**Prompt**
Switch every "legend-swatch" to "legend-marker" in all of the entries below, and write the lines out again with nothing else changed. Leave the pictures out of your answer.

**Record set**
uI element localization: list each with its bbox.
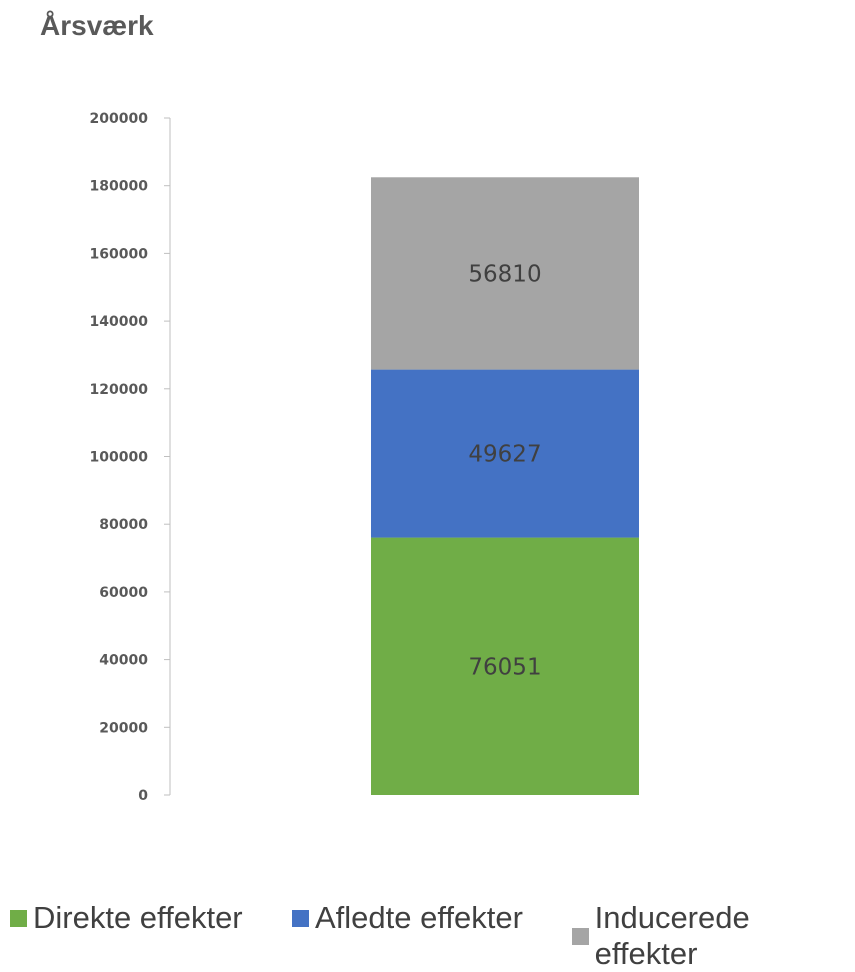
chart: Årsværk 0 20000 40000 60000 80000 100000 12000… [0,10,855,971]
legend: Direkte effekter Afledte effekter Induce… [0,896,855,971]
legend-item-inducerede: Inducerede effekter [572,900,855,972]
y-tick-label: 20000 [99,720,148,736]
y-tick-label: 160000 [90,246,149,262]
plot-area: 0 20000 40000 60000 80000 100000 120000 140000 1… [90,111,639,804]
bar-segment-2 [371,369,639,538]
legend-swatch [292,909,309,927]
data-label: 56810 [468,261,541,287]
y-tick-label: 80000 [99,517,148,533]
legend-swatch [10,909,27,927]
y-tick-label: 100000 [90,450,149,466]
data-label: 76051 [468,654,541,680]
y-tick-label: 0 [138,788,148,804]
y-tick-label: 40000 [99,653,148,669]
y-tick-label: 200000 [90,111,149,127]
bar-segment-1 [371,537,639,795]
legend-label: Inducerede effekter [594,900,750,971]
legend-item-direkte: Direkte effekter [10,900,243,936]
legend-item-afledte: Afledte effekter [292,900,523,936]
legend-swatch [572,927,589,945]
chart-title: Årsværk [40,10,154,41]
y-tick-label: 60000 [99,585,148,601]
data-label: 49627 [468,442,541,468]
legend-label: Direkte effekter [33,900,243,935]
y-tick-label: 140000 [90,314,149,330]
y-tick-label: 120000 [90,382,149,398]
bar-segment-3 [371,177,639,370]
y-tick-label: 180000 [90,179,149,195]
legend-label: Afledte effekter [315,900,523,935]
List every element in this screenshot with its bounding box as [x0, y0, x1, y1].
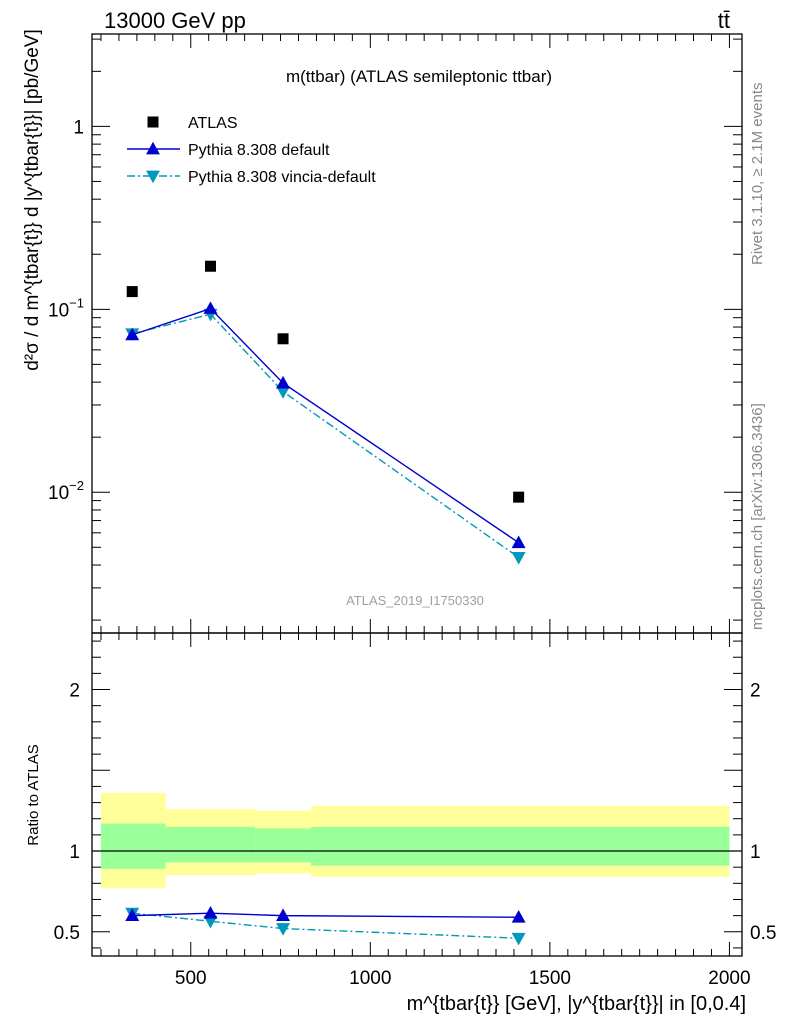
ratio-vincia-point [203, 915, 218, 929]
inner-band-3 [311, 826, 730, 866]
legend-label-2: Pythia 8.308 vincia-default [188, 169, 376, 186]
ratio-y-tick-label-right: 0.5 [750, 923, 776, 944]
pythia-default-line [131, 307, 520, 544]
x-tick-label: 1000 [349, 968, 391, 989]
energy-label: 13000 GeV pp [104, 8, 246, 33]
atlas-point [513, 491, 525, 503]
ratio-pythia-default-point [203, 906, 218, 919]
x-tick-label: 2000 [708, 968, 750, 989]
plot-title: m(ttbar) (ATLAS semileptonic ttbar) [286, 67, 552, 86]
ratio-y-tick-label: 2 [69, 681, 80, 702]
ratio-y-axis-label: Ratio to ATLAS [25, 744, 42, 845]
pythia-default-point [203, 301, 218, 314]
vincia-point [276, 386, 291, 399]
inner-band-0 [100, 823, 166, 869]
ratio-panel: 500 1000 1500 2000 0.5 0.5 1 1 2 2 [54, 632, 776, 989]
rivet-label: Rivet 3.1.10, ≥ 2.1M events [749, 83, 766, 266]
x-axis-label: m^{tbar{t}} [GeV], |y^{tbar{t}}| in [0,0… [407, 993, 746, 1015]
analysis-label: ATLAS_2019_I1750330 [346, 593, 484, 608]
legend-marker-1 [146, 141, 160, 155]
ratio-vincia-line [132, 912, 519, 939]
ratio-pythia-default-line [132, 912, 519, 918]
ratio-vincia-point [276, 923, 291, 936]
pythia-default-point [125, 327, 140, 341]
legend-marker-0 [147, 116, 159, 128]
main-y-tick-label: 1 [73, 117, 84, 138]
ratio-frame [91, 632, 743, 957]
ratio-y-tick-label-right: 1 [750, 842, 761, 863]
mcplots-label: mcplots.cern.ch [arXiv:1306.3436] [749, 403, 766, 630]
ratio-pythia-default-point [125, 908, 140, 922]
main-y-tick-label: 10−1 [48, 295, 84, 321]
main-panel: 10−2 10−1 1 [48, 33, 743, 634]
atlas-point [126, 286, 138, 298]
pythia-default-point [511, 535, 526, 549]
atlas-point [277, 333, 289, 345]
vincia-point [511, 552, 526, 565]
main-y-axis-label: d²σ / d m^{tbar{t}} d |y^{tbar{t}}| [pb/… [22, 29, 43, 371]
legend: ATLAS Pythia 8.308 default Pythia 8.308 vi… [127, 115, 376, 186]
inner-band-1 [165, 826, 256, 863]
legend-label-1: Pythia 8.308 default [188, 142, 330, 159]
vincia-line [132, 313, 520, 559]
ratio-pythia-default-point [511, 910, 526, 923]
x-tick-label: 500 [175, 968, 207, 989]
legend-label-0: ATLAS [188, 115, 238, 132]
inner-band-2 [255, 828, 312, 863]
process-label: tt̄ [718, 8, 730, 33]
ratio-y-tick-label: 0.5 [54, 923, 80, 944]
atlas-point [205, 260, 217, 272]
x-tick-label: 1500 [529, 968, 571, 989]
ratio-y-tick-label-right: 2 [750, 681, 761, 702]
ratio-vincia-point [511, 932, 526, 946]
main-y-tick-label: 10−2 [48, 478, 84, 504]
pythia-default-point [276, 375, 291, 389]
ratio-pythia-default-point [276, 908, 291, 922]
legend-marker-2 [146, 170, 160, 184]
ratio-y-tick-label: 1 [69, 842, 80, 863]
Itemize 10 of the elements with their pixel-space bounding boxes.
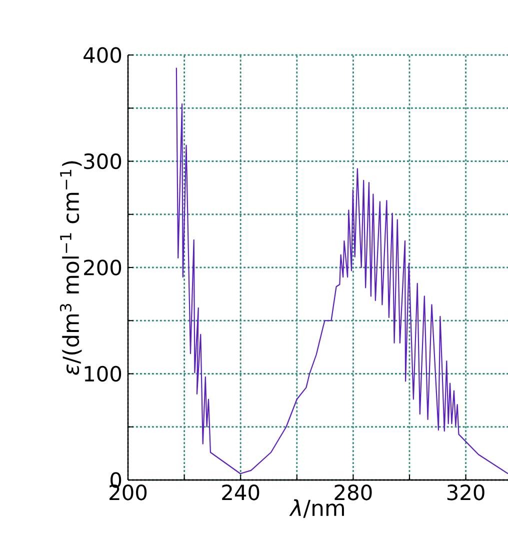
x-tick-label: 240: [222, 484, 260, 500]
x-tick-label: 280: [334, 484, 372, 500]
y-tick-label: 100: [84, 366, 122, 382]
y-axis-title: ε/(dm$^{3}$ mol$^{−1}$ cm$^{−1}$): [60, 161, 82, 375]
y-tick-label: 400: [84, 47, 122, 63]
x-axis-title: λ/nm: [289, 499, 344, 518]
y-tick-label: 200: [84, 260, 122, 276]
line-series: [176, 67, 508, 474]
x-tick-label: 320: [447, 484, 484, 500]
y-tick-label: 300: [84, 153, 122, 170]
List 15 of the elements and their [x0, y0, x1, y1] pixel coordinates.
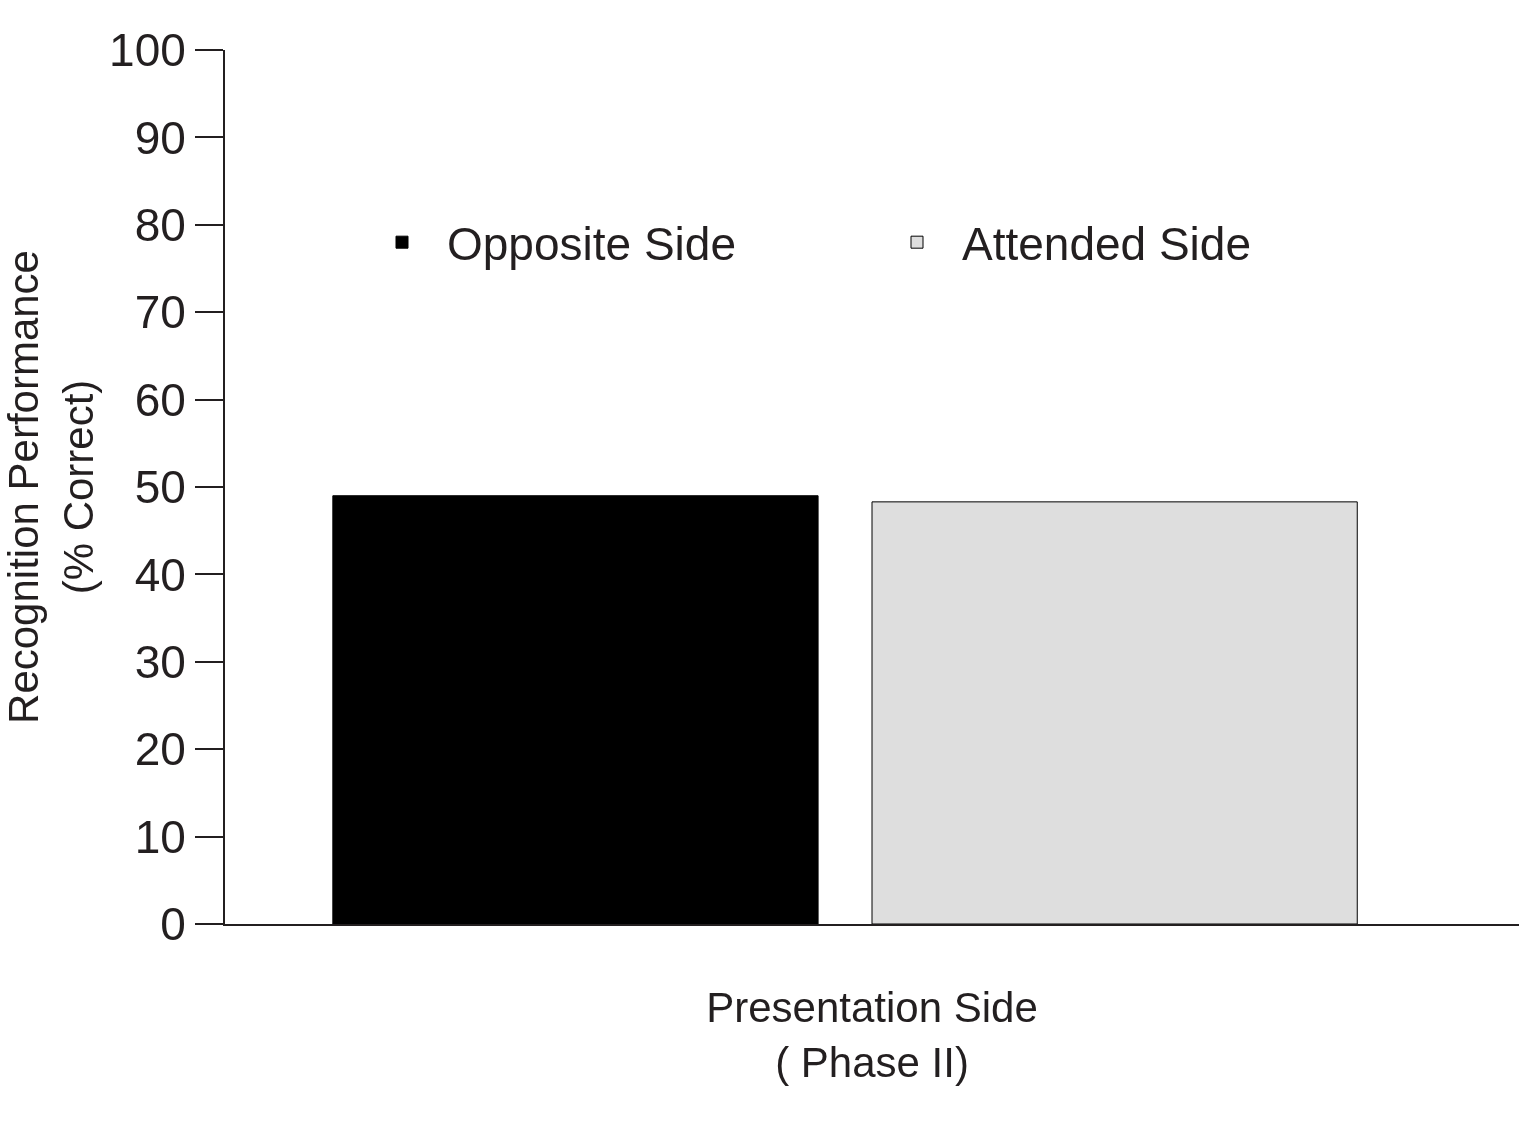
legend-label: Opposite Side	[447, 218, 736, 271]
y-tick-label: 40	[134, 548, 186, 601]
y-tick-label: 90	[134, 111, 186, 164]
y-tick-label: 20	[134, 723, 186, 776]
y-tick-label: 70	[134, 286, 186, 339]
y-axis-title: Recognition Performance (% Correct)	[0, 250, 102, 724]
legend-label: Attended Side	[962, 218, 1252, 271]
y-tick-label: 100	[109, 24, 186, 77]
y-tick-label: 60	[134, 373, 186, 426]
y-tick-label: 50	[134, 461, 186, 514]
y-tick-label: 30	[134, 635, 186, 688]
y-tick-label: 10	[134, 810, 186, 863]
x-axis-title: Presentation Side ( Phase II)	[706, 984, 1038, 1086]
y-tick-label: 0	[160, 898, 186, 951]
y-tick-label: 80	[134, 198, 186, 251]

**Right answer**
uI element localization: list each with its bbox.
chart: Årsværk 0 20000 40000 60000 80000 100000 12000… [0,10,855,971]
legend: Direkte effekter Afledte effekter Induce… [0,896,855,971]
legend-item-inducerede: Inducerede effekter [572,900,855,972]
y-tick-label: 20000 [99,720,148,736]
y-tick-label: 160000 [90,246,149,262]
plot-area: 0 20000 40000 60000 80000 100000 120000 140000 1… [90,111,639,804]
bar-segment-2 [371,369,639,538]
legend-marker [292,909,309,927]
data-label: 56810 [468,261,541,287]
y-tick-label: 80000 [99,517,148,533]
legend-marker [10,909,27,927]
y-tick-label: 100000 [90,450,149,466]
data-label: 76051 [468,654,541,680]
y-tick-label: 0 [138,788,148,804]
y-tick-label: 40000 [99,653,148,669]
y-tick-label: 200000 [90,111,149,127]
bar-segment-1 [371,537,639,795]
legend-label: Inducerede effekter [594,900,750,971]
legend-item-direkte: Direkte effekter [10,900,243,936]
legend-item-afledte: Afledte effekter [292,900,523,936]
legend-marker [572,927,589,945]
chart-title: Årsværk [40,10,154,41]
y-tick-label: 60000 [99,585,148,601]
data-label: 49627 [468,442,541,468]
legend-label: Direkte effekter [33,900,243,935]
y-tick-label: 140000 [90,314,149,330]
y-tick-label: 120000 [90,382,149,398]
bar-segment-3 [371,177,639,370]
y-tick-label: 180000 [90,179,149,195]
legend-label: Afledte effekter [315,900,523,935]
List every element in this screenshot with its bounding box as [x0, y0, x1, y1].
ratio-vincia-point [203, 915, 218, 929]
inner-band-3 [311, 826, 730, 866]
legend-label-2: Pythia 8.308 vincia-default [188, 169, 376, 186]
ratio-y-tick-label-right: 0.5 [750, 923, 776, 944]
pythia-default-line [131, 307, 520, 544]
x-tick-label: 1000 [349, 968, 391, 989]
energy-label: 13000 GeV pp [104, 8, 246, 33]
atlas-point [513, 491, 525, 503]
ratio-pythia-default-point [203, 906, 218, 919]
x-tick-label: 2000 [708, 968, 750, 989]
plot-title: m(ttbar) (ATLAS semileptonic ttbar) [286, 67, 552, 86]
ratio-y-tick-label: 2 [69, 681, 80, 702]
ratio-y-axis-label: Ratio to ATLAS [25, 744, 42, 845]
pythia-default-point [203, 301, 218, 314]
vincia-point [276, 386, 291, 399]
inner-band-0 [100, 823, 166, 869]
ratio-panel: 500 1000 1500 2000 0.5 0.5 1 1 2 2 [54, 632, 776, 989]
rivet-label: Rivet 3.1.10, ≥ 2.1M events [749, 83, 766, 266]
x-axis-label: m^{tbar{t}} [GeV], |y^{tbar{t}}| in [0,0… [407, 993, 746, 1015]
analysis-label: ATLAS_2019_I1750330 [346, 593, 484, 608]
legend-marker-1 [146, 141, 160, 155]
ratio-vincia-line [132, 912, 519, 939]
ratio-pythia-default-line [132, 912, 519, 918]
ratio-vincia-point [276, 923, 291, 936]
pythia-default-point [125, 327, 140, 341]
legend-marker-0 [147, 116, 159, 128]
main-y-tick-label: 1 [73, 117, 84, 138]
ratio-frame [91, 632, 743, 957]
ratio-y-tick-label-right: 1 [750, 842, 761, 863]
mcplots-label: mcplots.cern.ch [arXiv:1306.3436] [749, 403, 766, 630]
ratio-pythia-default-point [125, 908, 140, 922]
main-y-tick-label: 10−1 [48, 295, 84, 321]
main-panel: 10−2 10−1 1 [48, 33, 743, 634]
atlas-point [126, 286, 138, 298]
pythia-default-point [511, 535, 526, 549]
atlas-point [277, 333, 289, 345]
vincia-point [511, 552, 526, 565]
main-y-axis-label: d²σ / d m^{tbar{t}} d |y^{tbar{t}}| [pb/… [22, 29, 43, 371]
legend: ATLAS Pythia 8.308 default Pythia 8.308 vi… [127, 115, 376, 186]
inner-band-1 [165, 826, 256, 863]
legend-label-1: Pythia 8.308 default [188, 142, 330, 159]
vincia-line [132, 313, 520, 559]
ratio-pythia-default-point [511, 910, 526, 923]
x-tick-label: 500 [175, 968, 207, 989]
legend-label-0: ATLAS [188, 115, 238, 132]
inner-band-2 [255, 828, 312, 863]
process-label: tt̄ [718, 8, 730, 33]
ratio-y-tick-label: 0.5 [54, 923, 80, 944]
atlas-point [205, 260, 217, 272]
x-tick-label: 1500 [529, 968, 571, 989]
ratio-y-tick-label-right: 2 [750, 681, 761, 702]
ratio-vincia-point [511, 932, 526, 946]
main-y-tick-label: 10−2 [48, 478, 84, 504]
pythia-default-point [276, 375, 291, 389]
ratio-pythia-default-point [276, 908, 291, 922]
legend-marker-2 [146, 170, 160, 184]
ratio-y-tick-label: 1 [69, 842, 80, 863]
Itemize 10 of the elements with their pixel-space bounding boxes.
x-tick-label: 240: [222, 484, 260, 500]
x-tick-label: 280: [334, 484, 372, 500]
y-tick-label: 100: [84, 366, 122, 382]
y-axis-title: ε/(dm$^{3}$ mol$^{−1}$ cm$^{−1}$): [60, 161, 82, 375]
y-tick-label: 400: [84, 47, 122, 63]
x-axis-title: λ/nm: [289, 499, 344, 518]
y-tick-label: 200: [84, 260, 122, 276]
line-series: [176, 67, 508, 474]
x-tick-label: 320: [447, 484, 484, 500]
y-tick-label: 300: [84, 153, 122, 170]
List 15 of the elements and their [x0, y0, x1, y1] pixel coordinates.
legend-label: Opposite Side	[447, 218, 736, 271]
y-tick-label: 40	[134, 548, 186, 601]
y-tick-label: 90	[134, 111, 186, 164]
y-tick-label: 20	[134, 723, 186, 776]
y-tick-label: 70	[134, 286, 186, 339]
y-axis-title: Recognition Performance (% Correct)	[0, 250, 102, 724]
legend-label: Attended Side	[962, 218, 1252, 271]
y-tick-label: 100	[109, 24, 186, 77]
y-tick-label: 60	[134, 373, 186, 426]
y-tick-label: 50	[134, 461, 186, 514]
y-tick-label: 30	[134, 635, 186, 688]
y-tick-label: 10	[134, 810, 186, 863]
x-axis-title: Presentation Side ( Phase II)	[706, 984, 1038, 1086]
y-tick-label: 0	[160, 898, 186, 951]
y-tick-label: 80	[134, 198, 186, 251]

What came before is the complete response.